======== MATERIAL SHOWN ========

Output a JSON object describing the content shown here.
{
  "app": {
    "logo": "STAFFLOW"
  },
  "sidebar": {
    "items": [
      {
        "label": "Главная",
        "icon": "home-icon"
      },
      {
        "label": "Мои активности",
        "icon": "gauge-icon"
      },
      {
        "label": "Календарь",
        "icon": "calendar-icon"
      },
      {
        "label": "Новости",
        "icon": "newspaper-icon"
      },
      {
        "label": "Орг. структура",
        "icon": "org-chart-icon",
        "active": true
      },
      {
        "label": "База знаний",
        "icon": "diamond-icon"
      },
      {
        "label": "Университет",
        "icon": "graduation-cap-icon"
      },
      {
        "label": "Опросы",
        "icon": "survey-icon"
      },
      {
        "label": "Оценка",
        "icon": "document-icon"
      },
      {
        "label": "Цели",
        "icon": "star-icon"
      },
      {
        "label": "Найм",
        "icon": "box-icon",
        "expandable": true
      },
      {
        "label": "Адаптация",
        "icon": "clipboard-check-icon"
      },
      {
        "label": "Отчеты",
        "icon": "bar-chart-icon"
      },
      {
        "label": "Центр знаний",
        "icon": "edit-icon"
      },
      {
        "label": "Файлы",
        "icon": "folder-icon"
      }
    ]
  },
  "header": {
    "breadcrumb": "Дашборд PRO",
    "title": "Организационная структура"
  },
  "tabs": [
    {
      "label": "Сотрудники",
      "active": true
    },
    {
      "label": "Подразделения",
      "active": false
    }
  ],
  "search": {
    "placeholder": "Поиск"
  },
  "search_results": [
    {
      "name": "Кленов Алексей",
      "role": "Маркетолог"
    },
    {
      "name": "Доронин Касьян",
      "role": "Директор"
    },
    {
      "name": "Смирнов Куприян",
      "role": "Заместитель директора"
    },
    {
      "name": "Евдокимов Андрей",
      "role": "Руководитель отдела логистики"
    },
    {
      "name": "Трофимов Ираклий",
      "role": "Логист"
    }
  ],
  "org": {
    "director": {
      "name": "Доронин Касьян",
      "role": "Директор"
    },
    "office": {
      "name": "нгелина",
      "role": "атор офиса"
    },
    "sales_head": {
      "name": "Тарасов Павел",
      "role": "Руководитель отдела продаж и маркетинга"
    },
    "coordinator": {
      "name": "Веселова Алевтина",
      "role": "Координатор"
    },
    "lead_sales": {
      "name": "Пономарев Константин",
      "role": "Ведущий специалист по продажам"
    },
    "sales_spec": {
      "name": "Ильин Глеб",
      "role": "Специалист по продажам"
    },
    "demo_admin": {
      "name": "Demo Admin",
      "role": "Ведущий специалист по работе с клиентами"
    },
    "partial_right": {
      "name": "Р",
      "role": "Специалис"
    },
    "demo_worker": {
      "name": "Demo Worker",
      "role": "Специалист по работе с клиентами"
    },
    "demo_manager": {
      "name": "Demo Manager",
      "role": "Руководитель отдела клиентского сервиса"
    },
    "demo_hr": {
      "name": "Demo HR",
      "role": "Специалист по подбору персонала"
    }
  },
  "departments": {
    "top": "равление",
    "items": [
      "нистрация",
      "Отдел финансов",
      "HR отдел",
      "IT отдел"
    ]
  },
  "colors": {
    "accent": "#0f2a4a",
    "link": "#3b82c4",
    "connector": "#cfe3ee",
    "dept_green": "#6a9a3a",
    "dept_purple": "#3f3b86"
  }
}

========

#### GIVEN REQUEST:
Write out the complete set of records exactly as given.

#### SOLVED EXERCISE:
Output a JSON object describing the content shown here.
{
  "app": {
    "logo": "STAFFLOW"
  },
  "sidebar": {
    "items": [
      {
        "label": "Главная",
        "icon": "home-icon"
      },
      {
        "label": "Мои активности",
        "icon": "gauge-icon"
      },
      {
        "label": "Календарь",
        "icon": "calendar-icon"
      },
      {
        "label": "Новости",
        "icon": "newspaper-icon"
      },
      {
        "label": "Орг. структура",
        "icon": "org-chart-icon",
        "active": true
      },
      {
        "label": "База знаний",
        "icon": "diamond-icon"
      },
      {
        "label": "Университет",
        "icon": "graduation-cap-icon"
      },
      {
        "label": "Опросы",
        "icon": "survey-icon"
      },
      {
        "label": "Оценка",
        "icon": "document-icon"
      },
      {
        "label": "Цели",
        "icon": "star-icon"
      },
      {
        "label": "Найм",
        "icon": "box-icon",
        "expandable": true
      },
      {
        "label": "Адаптация",
        "icon": "clipboard-check-icon"
      },
      {
        "label": "Отчеты",
        "icon": "bar-chart-icon"
      },
      {
        "label": "Центр знаний",
        "icon": "edit-icon"
      },
      {
        "label": "Файлы",
        "icon": "folder-icon"
      }
    ]
  },
  "header": {
    "breadcrumb": "Дашборд PRO",
    "title": "Организационная структура"
  },
  "tabs": [
    {
      "label": "Сотрудники",
      "active": true
    },
    {
      "label": "Подразделения",
      "active": false
    }
  ],
  "search": {
    "placeholder": "Поиск"
  },
  "search_results": [
    {
      "name": "Кленов Алексей",
      "role": "Маркетолог"
    },
    {
      "name": "Доронин Касьян",
      "role": "Директор"
    },
    {
      "name": "Смирнов Куприян",
      "role": "Заместитель директора"
    },
    {
      "name": "Евдокимов Андрей",
      "role": "Руководитель отдела логистики"
    },
    {
      "name": "Трофимов Ираклий",
      "role": "Логист"
    }
  ],
  "org": {
    "director": {
      "name": "Доронин Касьян",
      "role": "Директор"
    },
    "office": {
      "name": "нгелина",
      "role": "атор офиса"
    },
    "sales_head": {
      "name": "Тарасов Павел",
      "role": "Руководитель отдела продаж и маркетинга"
    },
    "coordinator": {
      "name": "Веселова Алевтина",
      "role": "Координатор"
    },
    "lead_sales": {
      "name": "Пономарев Константин",
      "role": "Ведущий специалист по продажам"
    },
    "sales_spec": {
      "name": "Ильин Глеб",
      "role": "Специалист по продажам"
    },
    "demo_admin": {
      "name": "Demo Admin",
      "role": "Ведущий специалист по работе с клиентами"
    },
    "partial_right": {
      "name": "Р",
      "role": "Специалис"
    },
    "demo_worker": {
      "name": "Demo Worker",
      "role": "Специалист по работе с клиентами"
    },
    "demo_manager": {
      "name": "Demo Manager",
      "role": "Руководитель отдела клиентского сервиса"
    },
    "demo_hr": {
      "name": "Demo HR",
      "role": "Специалист по подбору персонала"
    }
  },
  "departments": {
    "top": "равление",
    "items": [
      "нистрация",
      "Отдел финансов",
      "HR отдел",
      "IT отдел"
    ]
  },
  "colors": {
    "accent": "#0f2a4a",
    "link": "#3b82c4",
    "connector": "#cfe3ee",
    "dept_green": "#6a9a3a",
    "dept_purple": "#3f3b86"
  }
}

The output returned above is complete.